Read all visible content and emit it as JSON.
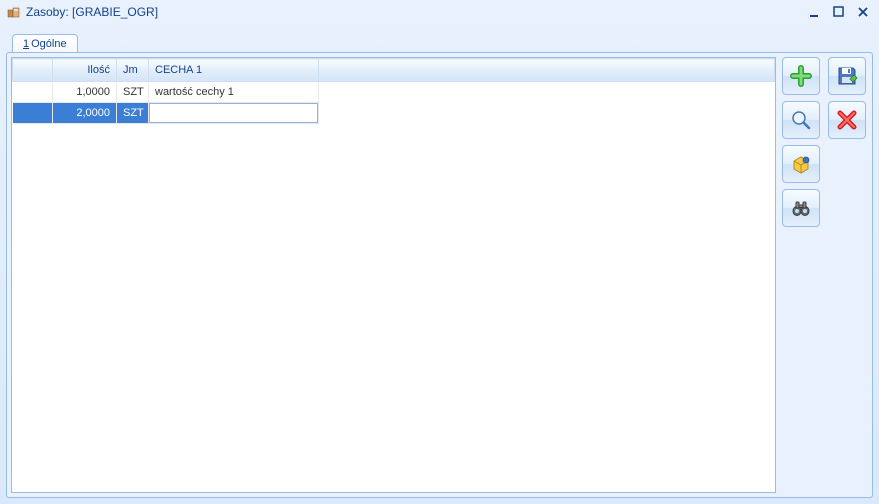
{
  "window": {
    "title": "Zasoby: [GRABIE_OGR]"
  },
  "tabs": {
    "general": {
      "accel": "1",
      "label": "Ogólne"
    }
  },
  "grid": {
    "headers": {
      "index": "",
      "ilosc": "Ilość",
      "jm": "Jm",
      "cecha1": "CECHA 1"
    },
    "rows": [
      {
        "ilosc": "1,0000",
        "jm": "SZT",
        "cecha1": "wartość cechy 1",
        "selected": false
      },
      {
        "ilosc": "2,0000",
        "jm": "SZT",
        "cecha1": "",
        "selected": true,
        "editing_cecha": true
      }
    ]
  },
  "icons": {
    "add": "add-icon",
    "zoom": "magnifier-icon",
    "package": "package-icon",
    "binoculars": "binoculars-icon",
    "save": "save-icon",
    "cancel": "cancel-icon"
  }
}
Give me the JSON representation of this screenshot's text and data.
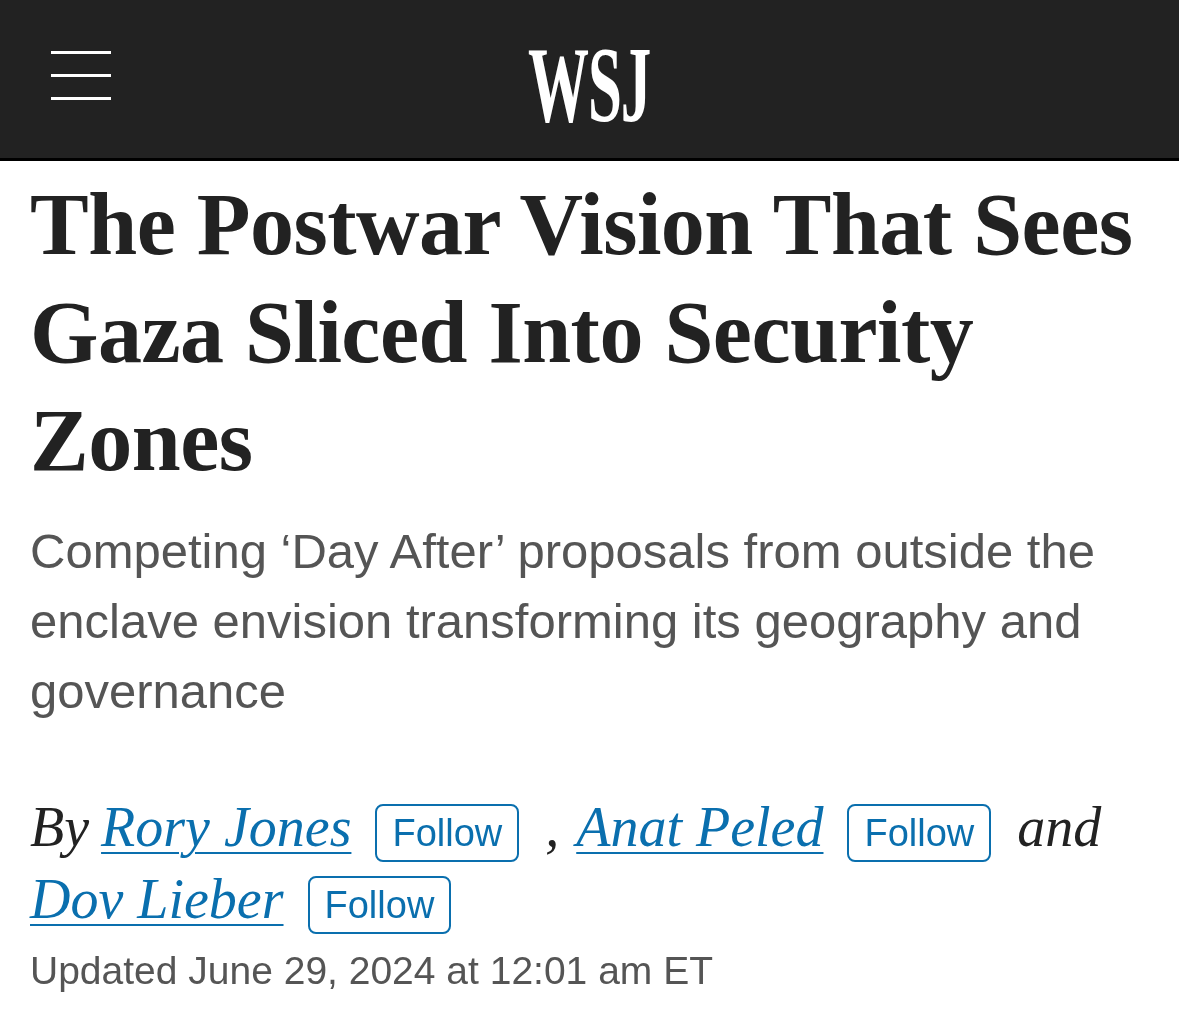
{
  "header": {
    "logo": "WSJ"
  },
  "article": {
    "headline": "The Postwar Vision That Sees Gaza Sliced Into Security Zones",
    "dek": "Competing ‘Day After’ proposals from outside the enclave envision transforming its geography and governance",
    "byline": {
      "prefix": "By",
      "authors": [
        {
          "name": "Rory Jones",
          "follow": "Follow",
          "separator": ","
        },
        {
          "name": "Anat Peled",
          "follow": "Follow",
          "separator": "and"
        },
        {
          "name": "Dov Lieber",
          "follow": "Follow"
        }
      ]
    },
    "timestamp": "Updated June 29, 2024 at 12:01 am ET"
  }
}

──────

### THE EXERCISE
Each line in the records above should be reproduced exactly; images are not copied.

### EXPECTED OUTPUT
Read all visible content and emit it as JSON.
{
  "window": {
    "title": "Zasoby: [GRABIE_OGR]"
  },
  "tabs": {
    "general": {
      "accel": "1",
      "label": "Ogólne"
    }
  },
  "grid": {
    "headers": {
      "index": "",
      "ilosc": "Ilość",
      "jm": "Jm",
      "cecha1": "CECHA 1"
    },
    "rows": [
      {
        "ilosc": "1,0000",
        "jm": "SZT",
        "cecha1": "wartość cechy 1",
        "selected": false
      },
      {
        "ilosc": "2,0000",
        "jm": "SZT",
        "cecha1": "",
        "selected": true,
        "editing_cecha": true
      }
    ]
  },
  "icons": {
    "add": "add-icon",
    "zoom": "magnifier-icon",
    "package": "package-icon",
    "binoculars": "binoculars-icon",
    "save": "save-icon",
    "cancel": "cancel-icon"
  }
}
Give me the JSON representation of this screenshot's text and data.
{
  "header": {
    "logo": "WSJ"
  },
  "article": {
    "headline": "The Postwar Vision That Sees Gaza Sliced Into Security Zones",
    "dek": "Competing ‘Day After’ proposals from outside the enclave envision transforming its geography and governance",
    "byline": {
      "prefix": "By",
      "authors": [
        {
          "name": "Rory Jones",
          "follow": "Follow",
          "separator": ","
        },
        {
          "name": "Anat Peled",
          "follow": "Follow",
          "separator": "and"
        },
        {
          "name": "Dov Lieber",
          "follow": "Follow"
        }
      ]
    },
    "timestamp": "Updated June 29, 2024 at 12:01 am ET"
  }
}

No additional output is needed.